#### [Task requirements]
Turn the material, from its first line through the line containing "c19-legend-label: 2022年 <box>226", into a numbered list, leaving out any blank lines.

#### [Excerpted data]
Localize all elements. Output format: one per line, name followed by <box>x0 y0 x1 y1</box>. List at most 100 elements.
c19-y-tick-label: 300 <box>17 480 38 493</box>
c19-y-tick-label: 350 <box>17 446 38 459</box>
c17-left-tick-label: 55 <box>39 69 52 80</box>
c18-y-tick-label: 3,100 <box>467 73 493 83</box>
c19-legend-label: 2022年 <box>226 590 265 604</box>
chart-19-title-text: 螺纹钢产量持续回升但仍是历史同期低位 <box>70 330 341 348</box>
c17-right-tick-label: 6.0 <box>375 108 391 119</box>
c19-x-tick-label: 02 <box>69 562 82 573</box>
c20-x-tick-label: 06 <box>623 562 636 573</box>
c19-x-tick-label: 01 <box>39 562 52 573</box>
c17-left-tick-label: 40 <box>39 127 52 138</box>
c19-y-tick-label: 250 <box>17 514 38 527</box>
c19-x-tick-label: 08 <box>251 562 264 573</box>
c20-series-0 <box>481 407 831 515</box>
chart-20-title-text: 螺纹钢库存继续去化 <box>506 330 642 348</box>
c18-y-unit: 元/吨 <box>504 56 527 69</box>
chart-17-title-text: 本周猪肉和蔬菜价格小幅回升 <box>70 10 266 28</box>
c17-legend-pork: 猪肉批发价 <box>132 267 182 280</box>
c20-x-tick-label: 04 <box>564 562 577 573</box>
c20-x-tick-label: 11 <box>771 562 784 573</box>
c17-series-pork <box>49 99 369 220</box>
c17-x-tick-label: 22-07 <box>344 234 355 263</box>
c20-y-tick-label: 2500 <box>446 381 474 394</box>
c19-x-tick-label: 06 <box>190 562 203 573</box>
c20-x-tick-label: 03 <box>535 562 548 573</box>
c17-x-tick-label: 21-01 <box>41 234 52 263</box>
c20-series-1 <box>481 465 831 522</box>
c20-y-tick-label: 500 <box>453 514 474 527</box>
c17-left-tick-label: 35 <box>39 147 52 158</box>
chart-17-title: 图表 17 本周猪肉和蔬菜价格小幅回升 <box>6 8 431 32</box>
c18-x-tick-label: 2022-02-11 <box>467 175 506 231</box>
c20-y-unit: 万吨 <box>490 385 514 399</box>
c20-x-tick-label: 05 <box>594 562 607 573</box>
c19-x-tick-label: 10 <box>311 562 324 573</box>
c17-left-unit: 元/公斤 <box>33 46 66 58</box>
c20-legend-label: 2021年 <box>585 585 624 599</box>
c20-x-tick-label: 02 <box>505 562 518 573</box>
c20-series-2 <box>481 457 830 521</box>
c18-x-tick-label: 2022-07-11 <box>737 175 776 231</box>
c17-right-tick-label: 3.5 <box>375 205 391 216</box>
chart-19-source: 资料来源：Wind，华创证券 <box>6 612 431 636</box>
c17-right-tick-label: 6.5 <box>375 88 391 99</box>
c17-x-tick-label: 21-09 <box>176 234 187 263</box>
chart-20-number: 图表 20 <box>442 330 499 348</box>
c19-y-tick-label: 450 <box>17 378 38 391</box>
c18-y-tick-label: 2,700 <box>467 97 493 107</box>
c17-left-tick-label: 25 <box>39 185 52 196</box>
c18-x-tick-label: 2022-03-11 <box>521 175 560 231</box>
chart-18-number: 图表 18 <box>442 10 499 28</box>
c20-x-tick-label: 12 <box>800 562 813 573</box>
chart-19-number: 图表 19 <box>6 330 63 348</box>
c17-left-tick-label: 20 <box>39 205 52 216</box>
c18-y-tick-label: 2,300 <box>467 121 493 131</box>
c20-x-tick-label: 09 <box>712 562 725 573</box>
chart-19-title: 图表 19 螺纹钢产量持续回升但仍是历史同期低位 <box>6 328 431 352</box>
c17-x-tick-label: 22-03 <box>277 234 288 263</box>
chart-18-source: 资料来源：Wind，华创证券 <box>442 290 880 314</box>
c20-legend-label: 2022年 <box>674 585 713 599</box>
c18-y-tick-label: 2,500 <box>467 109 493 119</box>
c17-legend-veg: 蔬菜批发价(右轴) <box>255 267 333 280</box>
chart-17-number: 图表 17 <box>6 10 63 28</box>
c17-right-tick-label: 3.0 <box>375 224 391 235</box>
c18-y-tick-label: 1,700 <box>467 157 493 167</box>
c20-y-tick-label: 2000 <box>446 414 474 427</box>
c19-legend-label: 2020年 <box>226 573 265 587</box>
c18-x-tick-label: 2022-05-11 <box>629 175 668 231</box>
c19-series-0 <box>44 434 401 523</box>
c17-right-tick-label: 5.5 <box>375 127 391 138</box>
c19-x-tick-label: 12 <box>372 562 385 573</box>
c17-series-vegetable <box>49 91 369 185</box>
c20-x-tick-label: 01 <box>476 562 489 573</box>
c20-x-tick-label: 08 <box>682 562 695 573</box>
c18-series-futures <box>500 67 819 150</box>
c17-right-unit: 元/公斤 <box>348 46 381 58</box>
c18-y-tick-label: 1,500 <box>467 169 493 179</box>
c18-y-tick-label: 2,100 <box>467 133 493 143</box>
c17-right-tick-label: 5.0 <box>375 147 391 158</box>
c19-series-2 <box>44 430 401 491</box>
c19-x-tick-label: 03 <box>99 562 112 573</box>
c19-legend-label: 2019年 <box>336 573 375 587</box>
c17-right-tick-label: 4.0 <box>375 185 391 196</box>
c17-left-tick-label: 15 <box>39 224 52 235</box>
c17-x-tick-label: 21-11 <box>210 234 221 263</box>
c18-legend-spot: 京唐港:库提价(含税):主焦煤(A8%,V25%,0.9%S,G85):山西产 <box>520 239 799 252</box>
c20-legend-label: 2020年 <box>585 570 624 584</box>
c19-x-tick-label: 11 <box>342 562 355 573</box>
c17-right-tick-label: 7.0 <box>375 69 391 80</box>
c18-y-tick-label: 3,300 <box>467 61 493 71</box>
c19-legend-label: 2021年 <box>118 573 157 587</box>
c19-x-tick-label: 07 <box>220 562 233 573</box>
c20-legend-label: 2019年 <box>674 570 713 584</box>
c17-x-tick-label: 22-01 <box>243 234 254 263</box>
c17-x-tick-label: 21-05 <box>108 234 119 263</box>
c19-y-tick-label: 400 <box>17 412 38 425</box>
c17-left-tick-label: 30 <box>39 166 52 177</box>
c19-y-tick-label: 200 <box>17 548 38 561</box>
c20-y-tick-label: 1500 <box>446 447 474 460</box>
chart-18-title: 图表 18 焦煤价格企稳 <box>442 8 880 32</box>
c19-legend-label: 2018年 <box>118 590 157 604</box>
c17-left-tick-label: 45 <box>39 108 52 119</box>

#### [Correct output]
1. Localize all elements. Output format: one per line, name followed by <box>x0 y0 x1 y1</box>. List at most 100 elements.
2. c19-y-tick-label: 300 <box>17 480 38 493</box>
3. c19-y-tick-label: 350 <box>17 446 38 459</box>
4. c17-left-tick-label: 55 <box>39 69 52 80</box>
5. c18-y-tick-label: 3,100 <box>467 73 493 83</box>
6. c19-legend-label: 2022年 <box>226 590 265 604</box>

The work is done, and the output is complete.